Among the entries below, how many lines hold "normale"? Reply with the number only.
- Opening Delimiter -
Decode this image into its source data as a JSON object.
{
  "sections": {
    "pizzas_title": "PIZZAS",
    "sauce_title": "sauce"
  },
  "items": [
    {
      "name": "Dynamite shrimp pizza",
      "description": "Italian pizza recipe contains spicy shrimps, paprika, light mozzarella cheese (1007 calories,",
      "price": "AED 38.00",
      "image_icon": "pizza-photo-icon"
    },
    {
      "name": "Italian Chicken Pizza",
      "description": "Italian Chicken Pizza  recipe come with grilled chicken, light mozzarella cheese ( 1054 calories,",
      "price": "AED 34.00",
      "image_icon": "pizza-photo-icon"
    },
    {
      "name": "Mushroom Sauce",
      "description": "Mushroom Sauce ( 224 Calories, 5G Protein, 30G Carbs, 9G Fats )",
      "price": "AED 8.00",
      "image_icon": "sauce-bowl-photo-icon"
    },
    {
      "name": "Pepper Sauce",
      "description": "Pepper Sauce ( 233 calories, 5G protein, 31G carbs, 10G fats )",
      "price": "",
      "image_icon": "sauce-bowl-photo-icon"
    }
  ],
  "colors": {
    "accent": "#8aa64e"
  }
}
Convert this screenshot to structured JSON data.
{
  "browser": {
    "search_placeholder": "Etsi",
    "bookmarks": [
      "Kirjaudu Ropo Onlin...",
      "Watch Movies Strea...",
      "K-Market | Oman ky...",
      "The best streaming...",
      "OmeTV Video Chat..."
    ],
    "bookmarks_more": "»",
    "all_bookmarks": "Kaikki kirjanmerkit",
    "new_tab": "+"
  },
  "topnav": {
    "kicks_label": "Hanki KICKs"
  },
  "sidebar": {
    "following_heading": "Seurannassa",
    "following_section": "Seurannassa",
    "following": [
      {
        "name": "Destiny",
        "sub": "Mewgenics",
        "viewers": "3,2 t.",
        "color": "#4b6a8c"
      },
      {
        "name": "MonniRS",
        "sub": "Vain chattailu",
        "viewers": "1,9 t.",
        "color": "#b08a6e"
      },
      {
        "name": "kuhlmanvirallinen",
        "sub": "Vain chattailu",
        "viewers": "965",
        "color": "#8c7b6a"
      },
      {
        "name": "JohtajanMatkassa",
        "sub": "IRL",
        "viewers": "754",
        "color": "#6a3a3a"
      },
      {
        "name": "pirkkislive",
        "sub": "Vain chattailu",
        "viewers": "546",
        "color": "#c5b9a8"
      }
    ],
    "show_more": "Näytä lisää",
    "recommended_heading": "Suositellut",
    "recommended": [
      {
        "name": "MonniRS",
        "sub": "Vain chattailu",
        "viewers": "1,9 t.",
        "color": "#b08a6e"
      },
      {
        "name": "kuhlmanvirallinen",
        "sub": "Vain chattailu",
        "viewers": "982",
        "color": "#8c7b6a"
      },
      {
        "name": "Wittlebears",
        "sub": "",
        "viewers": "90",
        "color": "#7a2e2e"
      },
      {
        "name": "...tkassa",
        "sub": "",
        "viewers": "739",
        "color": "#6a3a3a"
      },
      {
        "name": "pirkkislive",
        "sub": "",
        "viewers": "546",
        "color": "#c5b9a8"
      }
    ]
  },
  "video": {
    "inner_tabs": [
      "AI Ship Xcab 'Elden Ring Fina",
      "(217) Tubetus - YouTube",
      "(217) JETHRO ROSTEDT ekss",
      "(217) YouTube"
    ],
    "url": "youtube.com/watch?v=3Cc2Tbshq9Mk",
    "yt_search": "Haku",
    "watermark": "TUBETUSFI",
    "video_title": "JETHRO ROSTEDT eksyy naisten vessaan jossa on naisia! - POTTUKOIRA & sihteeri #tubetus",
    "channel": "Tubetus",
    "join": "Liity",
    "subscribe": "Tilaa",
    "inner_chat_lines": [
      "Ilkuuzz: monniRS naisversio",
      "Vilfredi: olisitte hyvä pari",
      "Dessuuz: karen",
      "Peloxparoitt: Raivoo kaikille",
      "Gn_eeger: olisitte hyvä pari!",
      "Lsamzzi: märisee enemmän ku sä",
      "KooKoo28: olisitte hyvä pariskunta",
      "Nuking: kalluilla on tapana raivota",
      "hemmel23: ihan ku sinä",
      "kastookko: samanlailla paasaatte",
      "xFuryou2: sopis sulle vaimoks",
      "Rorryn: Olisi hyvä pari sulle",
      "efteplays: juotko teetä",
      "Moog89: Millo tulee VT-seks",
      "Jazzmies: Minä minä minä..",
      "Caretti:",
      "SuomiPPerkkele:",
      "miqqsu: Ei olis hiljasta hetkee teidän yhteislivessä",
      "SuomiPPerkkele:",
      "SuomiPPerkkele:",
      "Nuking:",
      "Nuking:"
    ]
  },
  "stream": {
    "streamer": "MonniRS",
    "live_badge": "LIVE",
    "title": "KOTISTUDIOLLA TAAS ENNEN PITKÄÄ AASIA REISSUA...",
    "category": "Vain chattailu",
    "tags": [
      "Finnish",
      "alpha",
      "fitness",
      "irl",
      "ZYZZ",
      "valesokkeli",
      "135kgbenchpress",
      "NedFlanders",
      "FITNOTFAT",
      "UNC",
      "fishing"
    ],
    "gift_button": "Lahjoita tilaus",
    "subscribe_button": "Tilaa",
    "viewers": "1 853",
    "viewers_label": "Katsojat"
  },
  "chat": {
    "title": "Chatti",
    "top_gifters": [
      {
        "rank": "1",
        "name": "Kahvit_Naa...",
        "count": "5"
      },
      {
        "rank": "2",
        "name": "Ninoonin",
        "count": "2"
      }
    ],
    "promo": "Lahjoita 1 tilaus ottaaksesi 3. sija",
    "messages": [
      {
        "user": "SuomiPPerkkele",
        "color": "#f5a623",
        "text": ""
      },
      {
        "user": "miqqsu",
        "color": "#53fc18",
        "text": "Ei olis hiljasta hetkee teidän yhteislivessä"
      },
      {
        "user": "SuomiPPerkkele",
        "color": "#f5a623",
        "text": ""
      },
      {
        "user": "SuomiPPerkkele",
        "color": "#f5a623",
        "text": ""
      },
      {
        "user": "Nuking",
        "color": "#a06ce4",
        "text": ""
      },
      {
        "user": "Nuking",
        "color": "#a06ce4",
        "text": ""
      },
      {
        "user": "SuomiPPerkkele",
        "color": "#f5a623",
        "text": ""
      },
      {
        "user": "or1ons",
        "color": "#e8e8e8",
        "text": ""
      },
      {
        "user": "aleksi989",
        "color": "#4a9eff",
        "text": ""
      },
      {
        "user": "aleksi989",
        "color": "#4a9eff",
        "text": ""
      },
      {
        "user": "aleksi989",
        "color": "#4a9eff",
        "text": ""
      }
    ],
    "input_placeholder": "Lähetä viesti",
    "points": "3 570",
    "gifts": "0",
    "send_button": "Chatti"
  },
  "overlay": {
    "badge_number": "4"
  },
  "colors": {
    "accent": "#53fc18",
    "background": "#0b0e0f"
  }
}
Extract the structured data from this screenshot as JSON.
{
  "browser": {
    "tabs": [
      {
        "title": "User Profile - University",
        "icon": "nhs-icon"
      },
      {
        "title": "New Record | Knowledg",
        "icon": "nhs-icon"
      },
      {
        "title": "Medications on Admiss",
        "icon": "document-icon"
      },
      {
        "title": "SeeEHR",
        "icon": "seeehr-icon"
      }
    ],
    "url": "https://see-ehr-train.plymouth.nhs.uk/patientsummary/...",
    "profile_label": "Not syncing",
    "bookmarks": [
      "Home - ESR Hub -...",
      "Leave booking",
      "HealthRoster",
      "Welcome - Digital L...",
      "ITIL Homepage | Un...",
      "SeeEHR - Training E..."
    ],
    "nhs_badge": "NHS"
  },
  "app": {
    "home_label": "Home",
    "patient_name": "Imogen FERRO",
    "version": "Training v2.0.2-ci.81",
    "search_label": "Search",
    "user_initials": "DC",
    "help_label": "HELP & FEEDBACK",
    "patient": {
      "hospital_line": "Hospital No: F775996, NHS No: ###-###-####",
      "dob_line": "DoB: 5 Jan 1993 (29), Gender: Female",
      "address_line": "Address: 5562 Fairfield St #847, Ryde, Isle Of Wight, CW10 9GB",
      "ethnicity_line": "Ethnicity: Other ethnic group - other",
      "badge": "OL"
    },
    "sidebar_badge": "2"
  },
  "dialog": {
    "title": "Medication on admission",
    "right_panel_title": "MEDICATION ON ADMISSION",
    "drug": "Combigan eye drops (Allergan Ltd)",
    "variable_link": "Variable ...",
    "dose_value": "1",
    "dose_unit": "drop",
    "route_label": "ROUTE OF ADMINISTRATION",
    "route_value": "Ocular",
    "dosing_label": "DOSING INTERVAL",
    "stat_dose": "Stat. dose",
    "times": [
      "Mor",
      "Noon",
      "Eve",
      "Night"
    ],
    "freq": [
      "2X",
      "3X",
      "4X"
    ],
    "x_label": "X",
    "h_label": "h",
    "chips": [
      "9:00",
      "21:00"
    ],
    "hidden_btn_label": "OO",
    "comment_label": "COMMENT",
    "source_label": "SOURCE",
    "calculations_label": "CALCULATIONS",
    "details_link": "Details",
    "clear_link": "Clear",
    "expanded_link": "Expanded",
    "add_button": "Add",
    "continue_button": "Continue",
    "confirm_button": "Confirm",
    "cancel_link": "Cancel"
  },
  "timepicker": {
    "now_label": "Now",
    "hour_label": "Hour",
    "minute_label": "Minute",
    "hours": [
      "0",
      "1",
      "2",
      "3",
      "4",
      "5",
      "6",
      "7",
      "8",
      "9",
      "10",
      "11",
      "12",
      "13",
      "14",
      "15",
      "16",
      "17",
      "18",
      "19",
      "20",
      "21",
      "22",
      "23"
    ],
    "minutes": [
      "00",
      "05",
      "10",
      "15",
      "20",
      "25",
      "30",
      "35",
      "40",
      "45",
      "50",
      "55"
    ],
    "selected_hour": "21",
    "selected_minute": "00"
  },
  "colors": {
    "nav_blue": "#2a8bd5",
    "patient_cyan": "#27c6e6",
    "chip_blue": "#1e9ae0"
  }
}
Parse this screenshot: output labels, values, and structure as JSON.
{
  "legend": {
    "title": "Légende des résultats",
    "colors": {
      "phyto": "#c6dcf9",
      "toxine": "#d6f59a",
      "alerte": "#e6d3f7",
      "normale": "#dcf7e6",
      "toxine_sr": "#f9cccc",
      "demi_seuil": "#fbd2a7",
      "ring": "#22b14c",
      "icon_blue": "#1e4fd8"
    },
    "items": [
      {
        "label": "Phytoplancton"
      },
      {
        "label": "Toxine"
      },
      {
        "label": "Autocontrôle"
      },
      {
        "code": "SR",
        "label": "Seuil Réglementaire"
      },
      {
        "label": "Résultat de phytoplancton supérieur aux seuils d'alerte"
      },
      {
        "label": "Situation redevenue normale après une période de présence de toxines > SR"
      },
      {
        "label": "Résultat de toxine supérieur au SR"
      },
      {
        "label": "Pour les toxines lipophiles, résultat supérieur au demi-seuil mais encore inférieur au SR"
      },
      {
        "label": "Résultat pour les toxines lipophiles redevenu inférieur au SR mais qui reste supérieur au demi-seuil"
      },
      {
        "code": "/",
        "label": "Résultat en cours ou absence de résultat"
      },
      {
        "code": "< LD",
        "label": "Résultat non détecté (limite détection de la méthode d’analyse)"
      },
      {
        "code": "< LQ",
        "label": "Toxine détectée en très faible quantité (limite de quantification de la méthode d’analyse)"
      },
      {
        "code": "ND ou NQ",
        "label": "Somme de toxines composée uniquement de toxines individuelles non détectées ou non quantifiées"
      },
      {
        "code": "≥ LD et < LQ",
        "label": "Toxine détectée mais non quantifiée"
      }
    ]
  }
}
- Closing Delimiter -
RESPONSE AREA:
2